* What to work on *
Your task is to repeat the entries underneath exactly, minus the pictures.
━━━━━━━━━━━━━━━━
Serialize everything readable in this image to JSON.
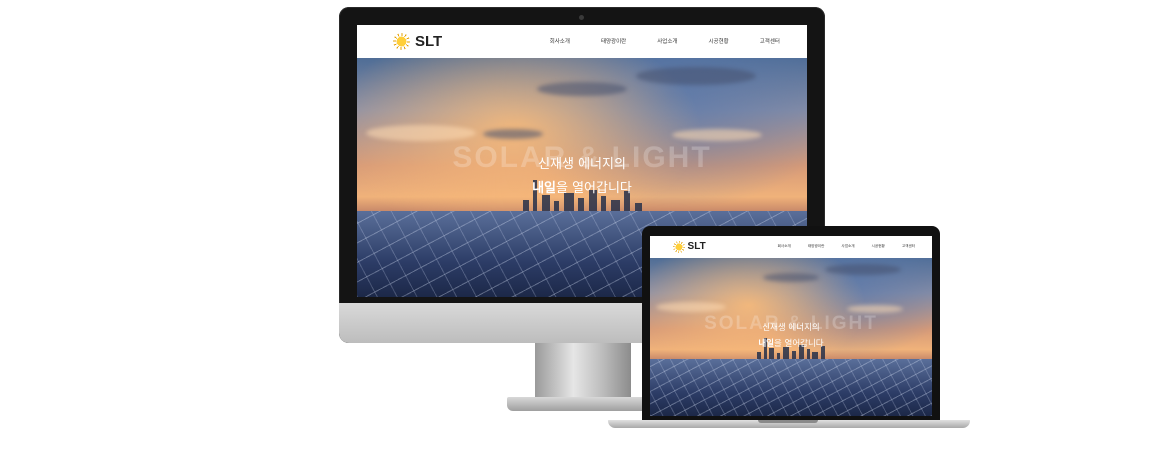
{
  "site": {
    "logo_text": "SLT",
    "nav": [
      "회사소개",
      "태양광이란",
      "사업소개",
      "시공현황",
      "고객센터"
    ],
    "hero_word": "SOLAR & LIGHT",
    "tagline_line1": "신재생 에너지의",
    "tagline_line2_bold": "내일",
    "tagline_line2_rest": "을 열어갑니다"
  },
  "colors": {
    "device_black": "#141414",
    "logo_sun": "#e5a100",
    "sky_top": "#4f6d96",
    "sky_glow": "#f0b27a"
  },
  "icons": [
    "sun-logo-icon"
  ]
}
━━━━━━━━━━━━━━━━
* Reply to the task *
Serialize everything readable in this image to JSON.
{
  "site": {
    "logo_text": "SLT",
    "nav": [
      "회사소개",
      "태양광이란",
      "사업소개",
      "시공현황",
      "고객센터"
    ],
    "hero_word": "SOLAR & LIGHT",
    "tagline_line1": "신재생 에너지의",
    "tagline_line2_bold": "내일",
    "tagline_line2_rest": "을 열어갑니다"
  },
  "colors": {
    "device_black": "#141414",
    "logo_sun": "#e5a100",
    "sky_top": "#4f6d96",
    "sky_glow": "#f0b27a"
  },
  "icons": [
    "sun-logo-icon"
  ]
}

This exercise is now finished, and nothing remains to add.